Dataset entries:
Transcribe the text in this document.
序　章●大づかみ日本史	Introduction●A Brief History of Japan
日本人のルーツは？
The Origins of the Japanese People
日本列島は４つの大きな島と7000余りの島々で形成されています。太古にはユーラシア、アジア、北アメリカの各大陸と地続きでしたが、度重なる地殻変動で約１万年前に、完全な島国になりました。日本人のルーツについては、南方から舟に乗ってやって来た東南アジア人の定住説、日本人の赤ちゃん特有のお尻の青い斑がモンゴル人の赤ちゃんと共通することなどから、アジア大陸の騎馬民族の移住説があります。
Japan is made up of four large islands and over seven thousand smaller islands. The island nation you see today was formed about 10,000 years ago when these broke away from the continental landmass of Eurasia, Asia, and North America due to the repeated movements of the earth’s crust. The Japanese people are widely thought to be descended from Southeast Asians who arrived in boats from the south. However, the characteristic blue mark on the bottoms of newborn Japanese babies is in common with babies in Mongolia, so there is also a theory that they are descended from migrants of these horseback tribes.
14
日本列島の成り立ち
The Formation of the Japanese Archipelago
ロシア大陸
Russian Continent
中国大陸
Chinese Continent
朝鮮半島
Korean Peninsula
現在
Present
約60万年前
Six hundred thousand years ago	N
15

◆ WORK TO COMPLETE:
Repeat the data above exactly.

◆ SOLUTION FOR THIS EXERCISE:
Transcribe the text in this document.
序　章●大づかみ日本史	Introduction●A Brief History of Japan
日本人のルーツは？
The Origins of the Japanese People
日本列島は４つの大きな島と7000余りの島々で形成されています。太古にはユーラシア、アジア、北アメリカの各大陸と地続きでしたが、度重なる地殻変動で約１万年前に、完全な島国になりました。日本人のルーツについては、南方から舟に乗ってやって来た東南アジア人の定住説、日本人の赤ちゃん特有のお尻の青い斑がモンゴル人の赤ちゃんと共通することなどから、アジア大陸の騎馬民族の移住説があります。
Japan is made up of four large islands and over seven thousand smaller islands. The island nation you see today was formed about 10,000 years ago when these broke away from the continental landmass of Eurasia, Asia, and North America due to the repeated movements of the earth’s crust. The Japanese people are widely thought to be descended from Southeast Asians who arrived in boats from the south. However, the characteristic blue mark on the bottoms of newborn Japanese babies is in common with babies in Mongolia, so there is also a theory that they are descended from migrants of these horseback tribes.
14
日本列島の成り立ち
The Formation of the Japanese Archipelago
ロシア大陸
Russian Continent
中国大陸
Chinese Continent
朝鮮半島
Korean Peninsula
現在
Present
約60万年前
Six hundred thousand years ago	N
15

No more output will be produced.